++++ EXTRACTED DATA ++++

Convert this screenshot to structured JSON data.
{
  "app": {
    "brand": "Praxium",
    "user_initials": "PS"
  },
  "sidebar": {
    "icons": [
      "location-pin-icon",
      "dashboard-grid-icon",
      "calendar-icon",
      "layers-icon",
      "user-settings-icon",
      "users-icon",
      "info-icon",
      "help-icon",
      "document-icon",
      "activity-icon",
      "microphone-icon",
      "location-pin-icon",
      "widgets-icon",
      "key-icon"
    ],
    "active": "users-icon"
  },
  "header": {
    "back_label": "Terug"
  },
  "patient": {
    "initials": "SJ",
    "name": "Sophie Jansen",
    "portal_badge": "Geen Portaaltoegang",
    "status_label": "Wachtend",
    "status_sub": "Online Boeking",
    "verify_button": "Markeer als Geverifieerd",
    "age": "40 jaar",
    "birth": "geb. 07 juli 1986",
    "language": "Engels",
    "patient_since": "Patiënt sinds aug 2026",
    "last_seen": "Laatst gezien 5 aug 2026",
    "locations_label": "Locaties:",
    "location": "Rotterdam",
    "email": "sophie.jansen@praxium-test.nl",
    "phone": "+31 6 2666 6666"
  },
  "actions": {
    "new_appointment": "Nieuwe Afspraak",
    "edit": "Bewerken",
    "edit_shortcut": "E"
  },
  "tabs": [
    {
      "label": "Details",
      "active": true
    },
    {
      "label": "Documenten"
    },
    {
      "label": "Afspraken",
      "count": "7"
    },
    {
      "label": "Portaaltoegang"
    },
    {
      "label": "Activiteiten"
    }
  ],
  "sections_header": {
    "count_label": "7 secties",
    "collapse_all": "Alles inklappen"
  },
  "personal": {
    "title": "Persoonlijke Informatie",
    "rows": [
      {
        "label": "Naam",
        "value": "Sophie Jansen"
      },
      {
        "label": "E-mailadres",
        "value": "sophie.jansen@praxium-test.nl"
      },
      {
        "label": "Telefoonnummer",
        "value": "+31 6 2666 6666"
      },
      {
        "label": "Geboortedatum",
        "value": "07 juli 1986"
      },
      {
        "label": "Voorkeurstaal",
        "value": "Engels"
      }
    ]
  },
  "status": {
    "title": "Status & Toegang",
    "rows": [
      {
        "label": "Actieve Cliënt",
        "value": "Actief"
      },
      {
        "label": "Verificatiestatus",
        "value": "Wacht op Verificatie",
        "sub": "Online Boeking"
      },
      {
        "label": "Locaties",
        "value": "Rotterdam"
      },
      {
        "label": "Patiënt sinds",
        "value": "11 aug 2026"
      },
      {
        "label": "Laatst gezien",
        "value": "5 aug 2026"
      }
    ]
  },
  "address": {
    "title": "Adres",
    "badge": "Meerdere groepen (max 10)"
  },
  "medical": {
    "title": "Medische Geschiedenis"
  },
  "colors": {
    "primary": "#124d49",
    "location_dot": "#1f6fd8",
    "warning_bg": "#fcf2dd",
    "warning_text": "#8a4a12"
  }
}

++++
++++ EXTRACTED DATA ++++

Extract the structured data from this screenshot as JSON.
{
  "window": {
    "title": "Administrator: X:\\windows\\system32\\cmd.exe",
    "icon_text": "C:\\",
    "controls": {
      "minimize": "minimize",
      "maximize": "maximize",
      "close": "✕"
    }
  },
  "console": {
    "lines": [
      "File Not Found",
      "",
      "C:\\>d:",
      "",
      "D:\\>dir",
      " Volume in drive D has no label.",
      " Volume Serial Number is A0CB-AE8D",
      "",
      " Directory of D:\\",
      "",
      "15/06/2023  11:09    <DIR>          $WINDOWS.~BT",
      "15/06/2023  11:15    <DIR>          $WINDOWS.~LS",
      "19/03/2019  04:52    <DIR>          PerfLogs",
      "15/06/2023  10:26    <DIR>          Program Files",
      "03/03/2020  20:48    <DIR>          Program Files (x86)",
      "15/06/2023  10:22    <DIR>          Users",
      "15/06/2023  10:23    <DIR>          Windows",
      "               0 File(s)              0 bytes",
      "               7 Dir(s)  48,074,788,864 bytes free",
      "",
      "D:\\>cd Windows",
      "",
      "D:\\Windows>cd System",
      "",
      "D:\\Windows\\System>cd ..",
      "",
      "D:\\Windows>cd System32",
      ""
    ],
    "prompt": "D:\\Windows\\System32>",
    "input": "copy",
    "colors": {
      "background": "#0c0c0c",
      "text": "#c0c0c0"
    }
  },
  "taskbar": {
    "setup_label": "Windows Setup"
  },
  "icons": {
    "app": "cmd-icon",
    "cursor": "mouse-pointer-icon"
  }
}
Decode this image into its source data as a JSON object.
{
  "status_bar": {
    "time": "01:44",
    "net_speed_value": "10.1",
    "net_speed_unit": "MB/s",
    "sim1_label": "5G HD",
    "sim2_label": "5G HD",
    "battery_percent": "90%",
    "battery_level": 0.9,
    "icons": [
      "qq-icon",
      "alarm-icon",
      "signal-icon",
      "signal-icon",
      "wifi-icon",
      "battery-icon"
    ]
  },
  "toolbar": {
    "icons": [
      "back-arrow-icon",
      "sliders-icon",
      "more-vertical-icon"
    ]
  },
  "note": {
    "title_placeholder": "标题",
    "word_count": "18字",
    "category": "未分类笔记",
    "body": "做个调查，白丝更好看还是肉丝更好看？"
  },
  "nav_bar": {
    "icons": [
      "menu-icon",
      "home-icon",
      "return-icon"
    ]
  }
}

++++
++++ EXTRACTED DATA ++++

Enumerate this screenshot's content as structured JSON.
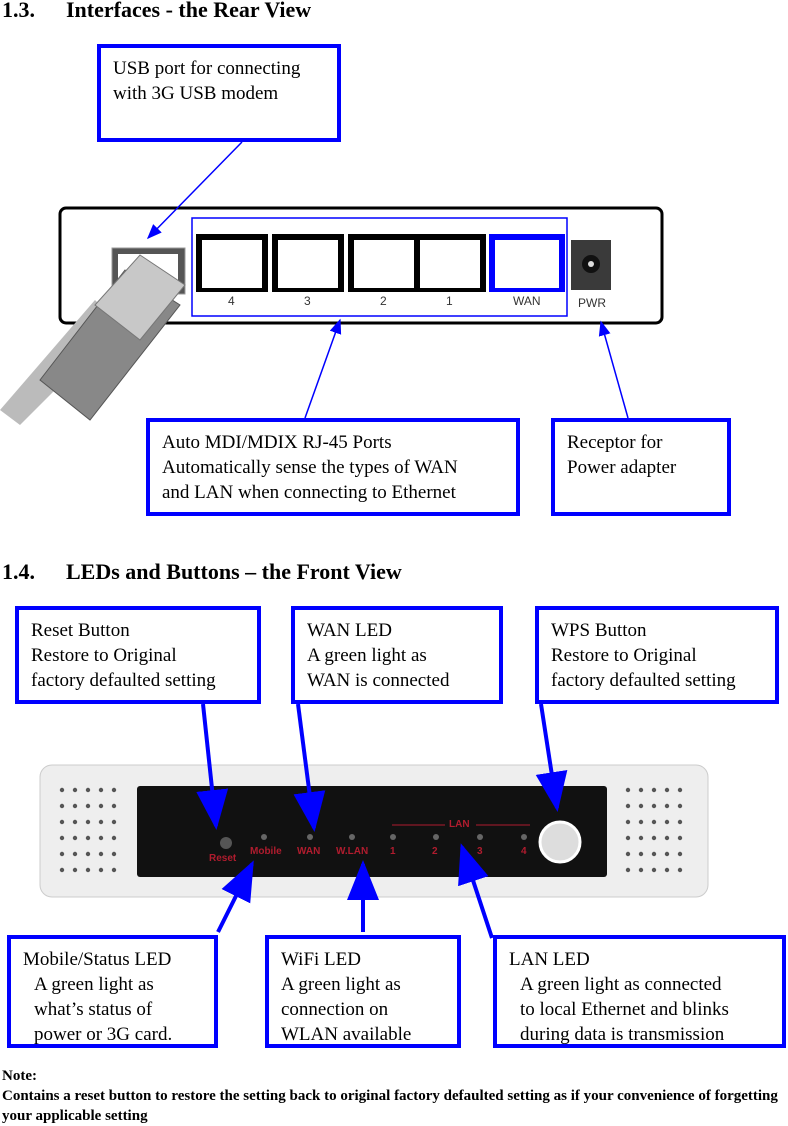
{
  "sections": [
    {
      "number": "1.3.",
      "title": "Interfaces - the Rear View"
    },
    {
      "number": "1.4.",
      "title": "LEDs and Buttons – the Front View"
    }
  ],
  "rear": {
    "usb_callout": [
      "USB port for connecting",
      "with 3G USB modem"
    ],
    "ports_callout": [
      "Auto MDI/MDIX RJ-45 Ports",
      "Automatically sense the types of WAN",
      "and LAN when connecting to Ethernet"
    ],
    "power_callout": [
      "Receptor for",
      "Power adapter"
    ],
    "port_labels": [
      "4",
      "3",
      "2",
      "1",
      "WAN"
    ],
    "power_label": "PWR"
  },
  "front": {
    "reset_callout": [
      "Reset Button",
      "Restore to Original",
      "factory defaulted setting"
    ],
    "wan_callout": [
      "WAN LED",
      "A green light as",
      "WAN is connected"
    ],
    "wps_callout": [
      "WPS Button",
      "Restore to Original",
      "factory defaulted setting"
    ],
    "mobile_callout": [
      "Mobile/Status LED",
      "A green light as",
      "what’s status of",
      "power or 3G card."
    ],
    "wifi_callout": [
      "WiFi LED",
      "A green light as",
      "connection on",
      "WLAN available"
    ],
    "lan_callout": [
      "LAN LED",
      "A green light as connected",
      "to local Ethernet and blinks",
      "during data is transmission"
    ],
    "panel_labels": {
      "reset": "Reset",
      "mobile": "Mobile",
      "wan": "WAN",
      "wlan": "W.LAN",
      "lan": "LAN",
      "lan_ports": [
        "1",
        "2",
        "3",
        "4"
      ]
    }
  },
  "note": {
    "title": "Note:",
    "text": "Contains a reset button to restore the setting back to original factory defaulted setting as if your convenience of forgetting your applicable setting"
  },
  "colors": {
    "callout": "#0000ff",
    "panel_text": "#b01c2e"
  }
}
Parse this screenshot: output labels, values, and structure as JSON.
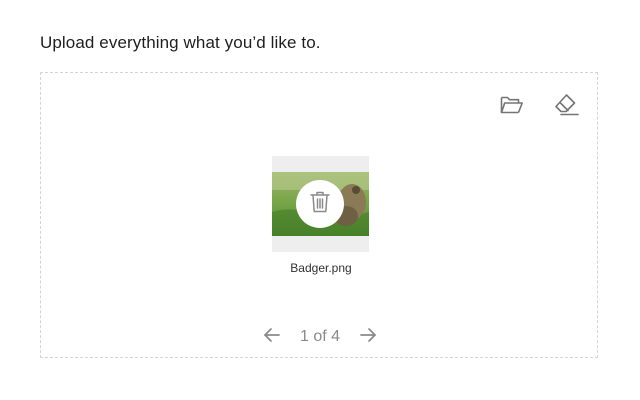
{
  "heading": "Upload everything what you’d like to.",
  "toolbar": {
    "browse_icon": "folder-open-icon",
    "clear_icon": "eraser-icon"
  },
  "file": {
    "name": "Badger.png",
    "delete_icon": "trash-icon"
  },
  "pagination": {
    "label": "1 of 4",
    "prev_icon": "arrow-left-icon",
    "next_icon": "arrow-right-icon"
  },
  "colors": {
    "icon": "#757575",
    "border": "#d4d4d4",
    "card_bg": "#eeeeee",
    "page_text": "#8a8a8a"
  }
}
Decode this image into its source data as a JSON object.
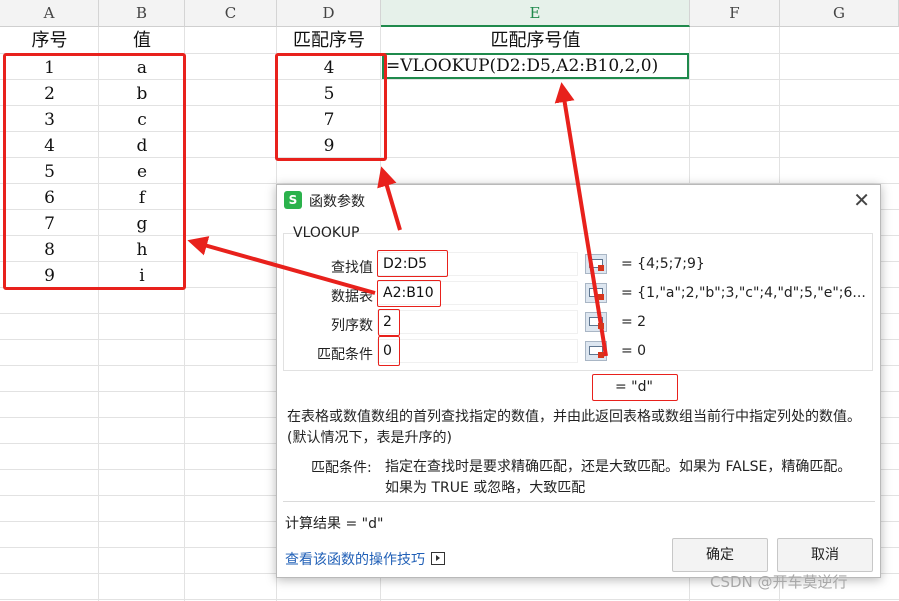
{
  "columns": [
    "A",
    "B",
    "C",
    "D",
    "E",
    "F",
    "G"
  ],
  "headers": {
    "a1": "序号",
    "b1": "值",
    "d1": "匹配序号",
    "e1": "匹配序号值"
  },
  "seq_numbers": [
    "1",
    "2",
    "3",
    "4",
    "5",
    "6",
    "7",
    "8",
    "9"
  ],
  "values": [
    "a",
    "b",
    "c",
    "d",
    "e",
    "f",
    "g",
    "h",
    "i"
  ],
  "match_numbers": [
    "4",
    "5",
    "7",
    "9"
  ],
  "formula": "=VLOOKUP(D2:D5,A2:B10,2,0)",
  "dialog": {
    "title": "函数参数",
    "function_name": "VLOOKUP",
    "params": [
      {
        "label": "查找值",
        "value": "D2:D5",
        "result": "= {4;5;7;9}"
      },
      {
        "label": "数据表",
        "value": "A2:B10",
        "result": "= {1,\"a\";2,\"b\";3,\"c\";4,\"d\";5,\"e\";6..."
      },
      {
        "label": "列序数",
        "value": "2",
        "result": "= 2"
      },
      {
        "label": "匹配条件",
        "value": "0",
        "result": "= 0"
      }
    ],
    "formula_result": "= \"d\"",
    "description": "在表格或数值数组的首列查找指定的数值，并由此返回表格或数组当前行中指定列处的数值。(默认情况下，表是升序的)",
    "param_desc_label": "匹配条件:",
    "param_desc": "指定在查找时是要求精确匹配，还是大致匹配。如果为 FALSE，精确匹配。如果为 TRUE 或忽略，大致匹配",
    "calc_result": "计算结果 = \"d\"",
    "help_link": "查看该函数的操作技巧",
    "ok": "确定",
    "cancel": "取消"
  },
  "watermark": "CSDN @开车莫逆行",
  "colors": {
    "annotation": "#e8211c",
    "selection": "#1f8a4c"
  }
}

++++

INSTRUCTIONS TO FOLLOW
Copy out every line from the data above that has "bytes" in it.

SOLUTION TO THIS TASK
      "               0 File(s)              0 bytes",
      "               7 Dir(s)  48,074,788,864 bytes free",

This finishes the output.